From the article on memory tracking under Windows CE, retype the passage from "VC++ Memory Tracking" up to and including "of those functions.".
───── EXCERPTED PASSAGE ─────
Visual C++ omits the darndest things in its support for Windows/CE. Too bad memory tracking is one of those things.
Visual C++, under Windows 9x/NT, provides memory-tracking functions that are extremely useful to detect memory leaks when running an application in debug mode. MFC (Microsoft Foundation Classes) takes advantage of that implementation by dumping unfreed objects upon application termination. Those features, essential to developers to track memory leaks, are not implemented under Windows CE. (They were among those items deemed unnecessary in order to reduce the footprint.) This causes a real problem for developers, since Windows CE is typically used in memory-restricted environments, where memory leaks can truly exhaust system resources. This article presents a simple solution to track those leaks. The source code can be downloaded from CUJ's ftp site (see p. 3 for downloading instructions).
VC++ Memory Tracking Under 9x/NT
Visual C++'s C library includes special memory-allocation functions (_malloc_dbg and _free_dbg) that keep information about each allocated block, such as the filename and the line number where the allocation was done. I first explain how MFC takes advantage of those functions.
MFC (specifically, Afx.h, included via StdAfx.h, which is itself typically found in any MFC project) defines the DEBUG_NEW symbol as a call to a new-expression that takes two arguments [1]: THIS_FILE and __LINE__. This definition, in itself, does nothing, but consider that AppWizard always generates the following at the beginning of each source (.cpp) file:
#ifdef _DEBUG #define new DEBUG_NEW #undef THIS_FILE static char THIS_FILE[] = __FILE__; #endifIn debug mode, this translates a statement such as:
char * p = new char[10];into:
char * p = new(THIS_FILE, __LINE__) char[10];THIS__FILE and __LINE__ are two macros that the compiler automatically translates into the current filename and the current line number. Consequently, the previous statement could become:
char * p = new("E:\MyApp\MyApp.cpp", 41) char[10];This new-expression results in a call to an overloaded global operator new, which internally (in AfxMem.cpp) invokes _malloc_dbg, passing the filename and the line number. Upon program termination, the information passed to _malloc_dbg is dumped for every memory block that hasn't been released. For instance, the memory block allocated in the previous statement, if never released, results in the following dump in the Output window, in debug mode:
Detected memory leaks! Dumping objects -> E:\MyApp\MyApp.cpp(41) : {69} normal block at 0x00420030, 10 bytes long. Data: < > CD CD CD CD CD CD CD CD CD CD Object dump complete.Additionally, MFC redefines operator new and delete for its CObject object (the root class of the MFC hierarchy), to invoke _malloc_dbg and _free_dbg with special parameters. This gives MFC the ability to dump the object of a class. For instance, the following statement:
CWnd * pWnd = new CWnd;invokes CObject::operator new() and ultimately results in the following dump:
Detected memory leaks! Dumping objects -> E:\MyApp\MyApp.cpp(50) : {87} client block at 0x004210D0, subtype 0, 64 bytes long. a CWnd object at $004210D0, 64 bytes long Object dump complete.Note that in addition to the filename and line number, the class type (a CWnd here) is provided.
Windows developers have been relying on such useful information to track memory leaks in their applications. Unfortunately, all this is gone under CE: _malloc_dbg and _free_dbg are not available in the SDKs (only malloc and free are), the DEBUG_NEW macro simply translates to new, and although CObject declares its own operator new, it doesn't take any extra arguments. Hence allocating memory but not releasing it remains undetected. Although Windows CE (and all other Windows operating systems) reclaims memory upon process termination, most applications on CE never really stop, as typical CE devices are merely suspended, not powered off. A memory-leaking application will eventually swallow all memory available, and applications will start to crash.
───── ROWS ─────
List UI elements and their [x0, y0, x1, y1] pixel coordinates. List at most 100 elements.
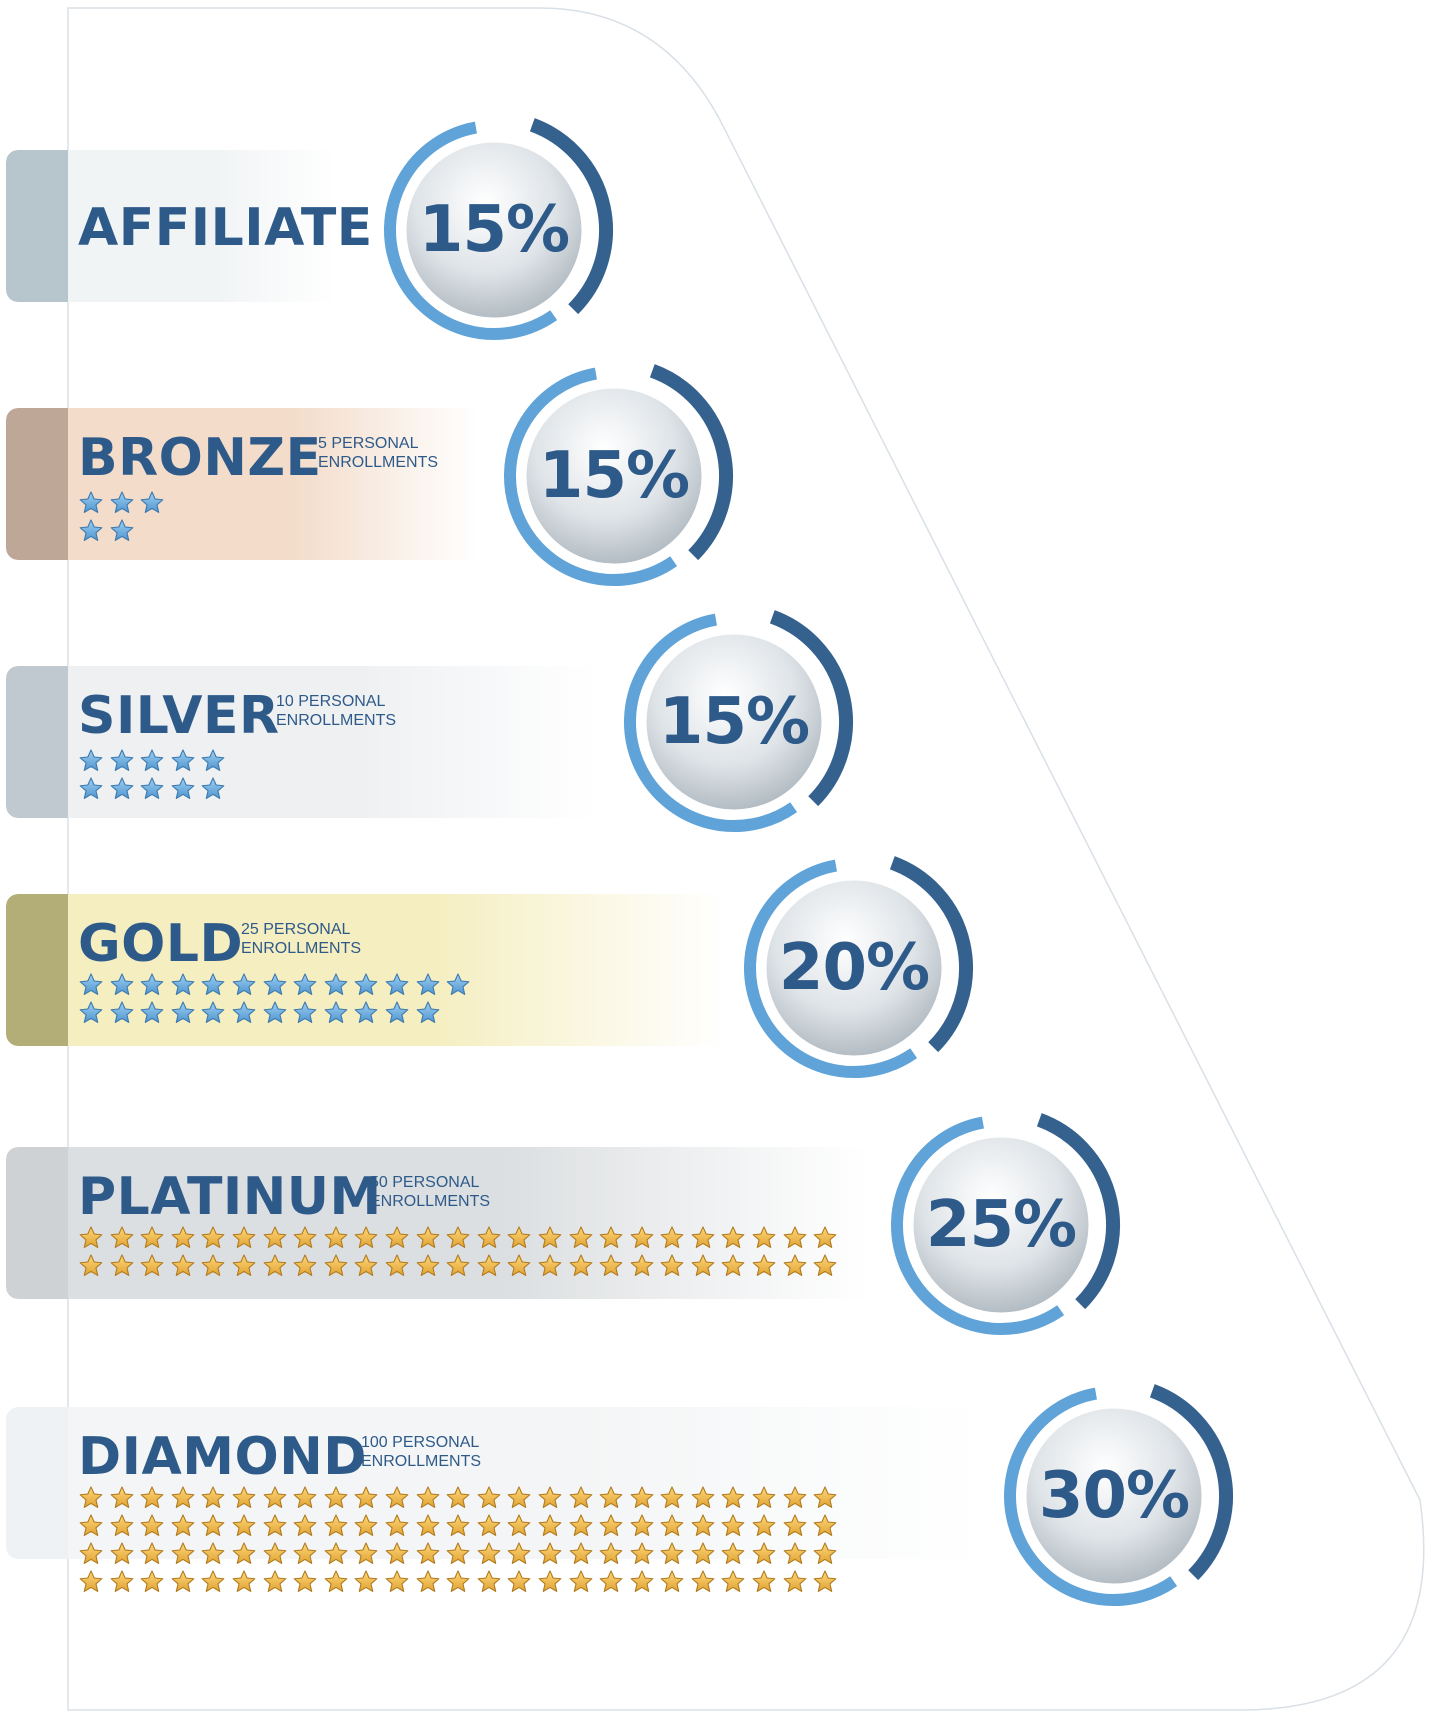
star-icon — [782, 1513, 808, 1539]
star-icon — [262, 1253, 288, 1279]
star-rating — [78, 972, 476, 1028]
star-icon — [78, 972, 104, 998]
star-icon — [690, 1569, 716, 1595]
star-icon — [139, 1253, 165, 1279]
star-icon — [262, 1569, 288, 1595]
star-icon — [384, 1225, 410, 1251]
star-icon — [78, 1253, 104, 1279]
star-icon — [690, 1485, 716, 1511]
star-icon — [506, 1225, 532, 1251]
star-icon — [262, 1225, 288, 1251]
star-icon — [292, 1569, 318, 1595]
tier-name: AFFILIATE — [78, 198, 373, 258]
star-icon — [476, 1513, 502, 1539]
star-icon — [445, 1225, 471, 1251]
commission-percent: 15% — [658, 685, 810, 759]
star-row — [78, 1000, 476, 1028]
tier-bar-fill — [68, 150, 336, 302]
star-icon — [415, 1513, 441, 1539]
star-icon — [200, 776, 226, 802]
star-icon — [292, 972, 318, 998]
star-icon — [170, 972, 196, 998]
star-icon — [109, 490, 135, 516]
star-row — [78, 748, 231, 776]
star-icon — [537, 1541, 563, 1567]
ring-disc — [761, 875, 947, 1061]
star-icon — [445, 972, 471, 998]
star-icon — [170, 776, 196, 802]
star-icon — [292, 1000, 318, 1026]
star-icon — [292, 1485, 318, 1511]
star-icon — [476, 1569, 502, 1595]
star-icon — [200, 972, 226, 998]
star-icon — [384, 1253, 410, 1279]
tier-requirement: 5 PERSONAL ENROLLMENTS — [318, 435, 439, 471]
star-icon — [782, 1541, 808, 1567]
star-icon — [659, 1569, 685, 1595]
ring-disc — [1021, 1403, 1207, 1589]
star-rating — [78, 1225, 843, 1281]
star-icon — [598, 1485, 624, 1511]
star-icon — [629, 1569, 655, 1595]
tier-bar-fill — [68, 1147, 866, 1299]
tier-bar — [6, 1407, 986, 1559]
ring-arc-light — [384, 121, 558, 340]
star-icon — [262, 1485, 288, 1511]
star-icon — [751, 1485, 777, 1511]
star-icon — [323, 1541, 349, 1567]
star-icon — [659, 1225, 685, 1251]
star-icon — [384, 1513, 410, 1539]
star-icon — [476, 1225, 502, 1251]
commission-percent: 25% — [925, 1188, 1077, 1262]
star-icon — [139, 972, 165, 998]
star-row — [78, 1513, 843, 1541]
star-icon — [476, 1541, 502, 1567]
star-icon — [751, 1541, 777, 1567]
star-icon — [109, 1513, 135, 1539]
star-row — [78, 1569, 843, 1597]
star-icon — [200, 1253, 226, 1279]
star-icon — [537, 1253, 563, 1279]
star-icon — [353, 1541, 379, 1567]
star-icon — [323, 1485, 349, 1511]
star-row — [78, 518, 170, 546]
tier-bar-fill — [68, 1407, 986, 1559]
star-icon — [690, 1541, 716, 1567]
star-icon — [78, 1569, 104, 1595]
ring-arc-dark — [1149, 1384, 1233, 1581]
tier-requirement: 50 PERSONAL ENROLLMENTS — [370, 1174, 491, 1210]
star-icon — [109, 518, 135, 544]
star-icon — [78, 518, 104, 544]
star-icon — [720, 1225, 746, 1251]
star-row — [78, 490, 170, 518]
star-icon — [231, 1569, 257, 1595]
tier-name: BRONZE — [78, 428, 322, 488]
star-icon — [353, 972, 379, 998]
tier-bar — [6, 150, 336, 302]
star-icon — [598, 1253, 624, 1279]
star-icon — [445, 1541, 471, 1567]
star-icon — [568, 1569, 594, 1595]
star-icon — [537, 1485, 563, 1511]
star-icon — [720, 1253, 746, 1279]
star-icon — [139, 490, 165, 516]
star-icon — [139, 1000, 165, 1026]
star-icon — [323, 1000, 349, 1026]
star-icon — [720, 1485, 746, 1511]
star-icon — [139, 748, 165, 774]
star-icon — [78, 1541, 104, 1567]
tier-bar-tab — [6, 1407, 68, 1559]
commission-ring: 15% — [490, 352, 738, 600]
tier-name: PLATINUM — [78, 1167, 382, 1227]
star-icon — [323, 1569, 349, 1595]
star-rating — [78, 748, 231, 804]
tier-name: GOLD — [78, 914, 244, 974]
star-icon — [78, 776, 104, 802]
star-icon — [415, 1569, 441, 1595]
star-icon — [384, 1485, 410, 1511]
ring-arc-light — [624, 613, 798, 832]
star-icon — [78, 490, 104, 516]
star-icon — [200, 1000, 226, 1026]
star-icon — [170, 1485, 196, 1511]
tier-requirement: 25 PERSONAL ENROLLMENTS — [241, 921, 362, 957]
─────
■ SOLUTION
VC++ Memory Tracking Under 9x/NT
Visual C++'s C library includes special memory-allocation functions (_malloc_dbg and _free_dbg) that keep information about each allocated block, such as the filename and the line number where the allocation was done. I first explain how MFC takes advantage of those functions.